**Requirement:** Copy all of the material below exactly.

START

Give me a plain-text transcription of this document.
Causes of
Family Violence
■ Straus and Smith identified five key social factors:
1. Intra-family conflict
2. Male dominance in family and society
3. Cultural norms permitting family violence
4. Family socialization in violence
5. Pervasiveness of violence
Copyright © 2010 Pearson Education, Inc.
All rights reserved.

END

**Task output:**
Give me a plain-text transcription of this document.
Causes of
Family Violence
■ Straus and Smith identified five key social factors:
1. Intra-family conflict
2. Male dominance in family and society
3. Cultural norms permitting family violence
4. Family socialization in violence
5. Pervasiveness of violence
Copyright © 2010 Pearson Education, Inc.
All rights reserved.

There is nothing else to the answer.